╭─ RECORDS SHOWN

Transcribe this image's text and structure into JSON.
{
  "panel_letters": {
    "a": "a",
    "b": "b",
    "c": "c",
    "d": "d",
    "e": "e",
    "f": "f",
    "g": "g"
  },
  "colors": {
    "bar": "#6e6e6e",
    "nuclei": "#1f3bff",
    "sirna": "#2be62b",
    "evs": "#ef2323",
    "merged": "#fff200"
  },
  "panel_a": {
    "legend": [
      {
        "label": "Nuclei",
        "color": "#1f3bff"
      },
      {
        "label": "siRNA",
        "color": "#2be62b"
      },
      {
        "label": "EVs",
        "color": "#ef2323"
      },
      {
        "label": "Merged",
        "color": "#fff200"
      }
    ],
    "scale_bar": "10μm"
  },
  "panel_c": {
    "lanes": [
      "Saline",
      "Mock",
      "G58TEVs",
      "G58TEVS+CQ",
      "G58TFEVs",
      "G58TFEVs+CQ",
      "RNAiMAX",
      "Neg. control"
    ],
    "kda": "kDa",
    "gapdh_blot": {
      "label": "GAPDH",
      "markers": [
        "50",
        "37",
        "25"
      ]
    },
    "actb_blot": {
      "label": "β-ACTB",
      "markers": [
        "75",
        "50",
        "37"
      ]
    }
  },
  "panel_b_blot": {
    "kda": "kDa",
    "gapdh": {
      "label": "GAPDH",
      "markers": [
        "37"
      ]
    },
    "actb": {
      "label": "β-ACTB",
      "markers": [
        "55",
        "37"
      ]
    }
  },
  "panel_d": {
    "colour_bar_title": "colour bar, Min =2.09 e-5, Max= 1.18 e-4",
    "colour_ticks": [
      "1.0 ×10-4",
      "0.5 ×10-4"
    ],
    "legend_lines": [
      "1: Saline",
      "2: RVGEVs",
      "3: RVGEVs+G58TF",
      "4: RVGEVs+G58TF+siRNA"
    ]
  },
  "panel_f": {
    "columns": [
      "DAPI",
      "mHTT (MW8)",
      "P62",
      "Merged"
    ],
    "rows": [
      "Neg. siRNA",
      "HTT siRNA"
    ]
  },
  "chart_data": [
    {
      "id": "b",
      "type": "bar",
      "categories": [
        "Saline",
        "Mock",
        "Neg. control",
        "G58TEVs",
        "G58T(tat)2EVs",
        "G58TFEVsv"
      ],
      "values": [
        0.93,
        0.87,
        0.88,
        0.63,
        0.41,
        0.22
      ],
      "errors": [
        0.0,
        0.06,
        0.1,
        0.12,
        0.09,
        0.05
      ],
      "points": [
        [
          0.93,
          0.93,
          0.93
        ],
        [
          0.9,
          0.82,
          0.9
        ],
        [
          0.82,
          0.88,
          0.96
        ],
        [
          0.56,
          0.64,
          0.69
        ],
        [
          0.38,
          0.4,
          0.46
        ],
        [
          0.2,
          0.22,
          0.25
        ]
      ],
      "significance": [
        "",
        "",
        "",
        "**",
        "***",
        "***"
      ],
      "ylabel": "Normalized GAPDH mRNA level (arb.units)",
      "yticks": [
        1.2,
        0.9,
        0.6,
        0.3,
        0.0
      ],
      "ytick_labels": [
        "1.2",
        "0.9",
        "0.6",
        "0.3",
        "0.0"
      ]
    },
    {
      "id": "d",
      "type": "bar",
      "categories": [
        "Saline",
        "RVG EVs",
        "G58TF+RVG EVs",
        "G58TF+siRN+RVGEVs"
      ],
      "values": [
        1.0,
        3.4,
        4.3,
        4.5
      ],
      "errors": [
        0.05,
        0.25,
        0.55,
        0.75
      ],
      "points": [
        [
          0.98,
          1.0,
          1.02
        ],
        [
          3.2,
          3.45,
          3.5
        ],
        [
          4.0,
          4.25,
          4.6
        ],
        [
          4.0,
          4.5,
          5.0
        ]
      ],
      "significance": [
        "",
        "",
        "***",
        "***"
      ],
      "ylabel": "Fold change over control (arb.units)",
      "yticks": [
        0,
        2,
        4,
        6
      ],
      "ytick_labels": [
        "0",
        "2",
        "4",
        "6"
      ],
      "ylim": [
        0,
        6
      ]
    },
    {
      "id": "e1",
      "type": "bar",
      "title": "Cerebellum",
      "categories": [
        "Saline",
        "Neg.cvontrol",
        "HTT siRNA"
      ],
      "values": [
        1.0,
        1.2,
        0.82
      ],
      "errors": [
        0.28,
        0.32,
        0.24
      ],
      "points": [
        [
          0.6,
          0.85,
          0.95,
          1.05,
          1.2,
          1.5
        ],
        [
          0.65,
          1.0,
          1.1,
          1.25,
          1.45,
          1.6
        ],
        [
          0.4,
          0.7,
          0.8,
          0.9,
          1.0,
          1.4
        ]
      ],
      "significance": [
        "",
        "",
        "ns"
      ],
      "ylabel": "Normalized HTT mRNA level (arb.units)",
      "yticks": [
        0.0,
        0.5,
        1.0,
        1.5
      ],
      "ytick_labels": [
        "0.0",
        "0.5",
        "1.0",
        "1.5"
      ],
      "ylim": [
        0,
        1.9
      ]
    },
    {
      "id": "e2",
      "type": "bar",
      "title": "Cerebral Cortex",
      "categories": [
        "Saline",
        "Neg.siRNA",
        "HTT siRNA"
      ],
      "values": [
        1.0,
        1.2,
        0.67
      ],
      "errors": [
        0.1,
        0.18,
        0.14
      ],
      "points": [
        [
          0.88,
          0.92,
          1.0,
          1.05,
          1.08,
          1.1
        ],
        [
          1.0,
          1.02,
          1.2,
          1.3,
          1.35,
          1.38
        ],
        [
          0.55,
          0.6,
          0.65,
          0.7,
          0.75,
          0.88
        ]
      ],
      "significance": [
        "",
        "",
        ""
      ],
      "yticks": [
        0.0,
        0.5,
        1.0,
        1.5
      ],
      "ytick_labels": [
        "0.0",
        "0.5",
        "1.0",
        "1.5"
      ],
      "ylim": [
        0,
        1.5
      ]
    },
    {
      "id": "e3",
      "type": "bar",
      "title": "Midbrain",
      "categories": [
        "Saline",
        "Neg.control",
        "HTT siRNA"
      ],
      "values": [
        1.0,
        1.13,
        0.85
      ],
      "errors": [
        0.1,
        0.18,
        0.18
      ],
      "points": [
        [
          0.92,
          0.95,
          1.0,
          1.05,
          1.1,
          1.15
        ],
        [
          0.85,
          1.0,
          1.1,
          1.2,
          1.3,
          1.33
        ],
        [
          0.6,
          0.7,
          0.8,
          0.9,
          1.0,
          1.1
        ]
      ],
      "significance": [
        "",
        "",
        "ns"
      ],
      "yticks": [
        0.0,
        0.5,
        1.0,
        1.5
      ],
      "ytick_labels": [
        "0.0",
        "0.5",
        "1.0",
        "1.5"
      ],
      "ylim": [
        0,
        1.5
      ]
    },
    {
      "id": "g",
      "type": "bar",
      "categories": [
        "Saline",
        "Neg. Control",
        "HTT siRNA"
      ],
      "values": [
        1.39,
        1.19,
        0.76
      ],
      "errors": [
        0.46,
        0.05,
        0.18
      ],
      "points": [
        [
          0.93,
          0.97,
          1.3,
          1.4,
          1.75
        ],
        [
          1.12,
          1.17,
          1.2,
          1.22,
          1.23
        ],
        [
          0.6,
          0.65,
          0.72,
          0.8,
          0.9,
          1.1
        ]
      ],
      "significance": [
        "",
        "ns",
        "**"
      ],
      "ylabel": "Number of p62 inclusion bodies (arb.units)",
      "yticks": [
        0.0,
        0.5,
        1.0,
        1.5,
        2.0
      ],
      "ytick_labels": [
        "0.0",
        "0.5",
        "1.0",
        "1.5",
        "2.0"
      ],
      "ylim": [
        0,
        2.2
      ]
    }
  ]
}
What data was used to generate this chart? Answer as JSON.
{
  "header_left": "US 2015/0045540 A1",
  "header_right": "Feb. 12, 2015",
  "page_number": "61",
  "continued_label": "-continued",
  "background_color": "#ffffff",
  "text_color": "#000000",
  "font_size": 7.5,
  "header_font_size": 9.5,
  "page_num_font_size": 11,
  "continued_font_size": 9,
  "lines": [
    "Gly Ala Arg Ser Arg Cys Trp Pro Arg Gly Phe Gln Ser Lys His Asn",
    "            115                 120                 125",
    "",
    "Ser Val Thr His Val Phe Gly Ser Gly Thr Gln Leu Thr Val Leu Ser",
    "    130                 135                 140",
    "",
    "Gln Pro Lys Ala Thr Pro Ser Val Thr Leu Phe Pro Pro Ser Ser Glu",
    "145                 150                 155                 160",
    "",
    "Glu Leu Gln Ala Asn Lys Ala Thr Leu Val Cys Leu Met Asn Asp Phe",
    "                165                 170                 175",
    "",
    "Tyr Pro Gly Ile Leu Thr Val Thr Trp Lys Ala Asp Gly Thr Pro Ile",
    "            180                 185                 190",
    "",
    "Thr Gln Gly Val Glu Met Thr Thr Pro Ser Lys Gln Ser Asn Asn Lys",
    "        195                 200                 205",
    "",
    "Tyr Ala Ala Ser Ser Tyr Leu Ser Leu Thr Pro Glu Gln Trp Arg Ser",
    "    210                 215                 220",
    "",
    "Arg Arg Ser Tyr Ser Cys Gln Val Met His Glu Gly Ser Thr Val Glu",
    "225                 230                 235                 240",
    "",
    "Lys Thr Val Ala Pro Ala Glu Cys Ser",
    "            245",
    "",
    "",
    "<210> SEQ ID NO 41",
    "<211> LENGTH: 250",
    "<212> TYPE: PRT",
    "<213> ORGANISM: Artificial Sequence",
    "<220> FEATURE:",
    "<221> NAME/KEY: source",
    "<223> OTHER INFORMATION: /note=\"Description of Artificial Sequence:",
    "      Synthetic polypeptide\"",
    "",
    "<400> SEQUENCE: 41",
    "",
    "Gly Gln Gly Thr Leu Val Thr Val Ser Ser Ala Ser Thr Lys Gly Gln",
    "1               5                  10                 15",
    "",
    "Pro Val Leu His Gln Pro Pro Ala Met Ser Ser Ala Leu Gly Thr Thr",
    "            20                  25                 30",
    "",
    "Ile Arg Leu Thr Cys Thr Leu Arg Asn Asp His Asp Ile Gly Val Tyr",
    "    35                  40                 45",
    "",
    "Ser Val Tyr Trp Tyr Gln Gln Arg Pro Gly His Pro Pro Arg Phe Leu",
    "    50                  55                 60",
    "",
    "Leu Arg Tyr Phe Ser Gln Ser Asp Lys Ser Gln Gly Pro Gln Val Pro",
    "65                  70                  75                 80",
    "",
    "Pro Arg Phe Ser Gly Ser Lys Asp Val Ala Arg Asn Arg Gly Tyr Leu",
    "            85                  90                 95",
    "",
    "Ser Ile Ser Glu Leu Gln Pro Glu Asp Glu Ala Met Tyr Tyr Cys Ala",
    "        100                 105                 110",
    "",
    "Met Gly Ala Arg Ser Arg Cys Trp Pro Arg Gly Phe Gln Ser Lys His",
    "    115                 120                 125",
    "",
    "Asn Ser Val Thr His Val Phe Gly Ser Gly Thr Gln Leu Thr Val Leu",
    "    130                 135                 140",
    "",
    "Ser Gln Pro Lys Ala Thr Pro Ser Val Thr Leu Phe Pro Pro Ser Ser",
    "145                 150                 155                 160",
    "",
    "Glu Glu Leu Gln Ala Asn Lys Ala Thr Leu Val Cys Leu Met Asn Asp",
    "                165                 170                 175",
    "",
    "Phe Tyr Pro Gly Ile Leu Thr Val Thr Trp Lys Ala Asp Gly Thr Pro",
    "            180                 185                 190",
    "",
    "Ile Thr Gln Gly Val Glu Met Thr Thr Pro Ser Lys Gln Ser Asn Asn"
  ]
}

╰─

WHAT THE TASK REQUIRES: Copy out, from the records above, every line that holds the string "Artificial".

ANSWER BELOW:
    "<213> ORGANISM: Artificial Sequence",
    "<223> OTHER INFORMATION: /note=\"Description of Artificial Sequence:",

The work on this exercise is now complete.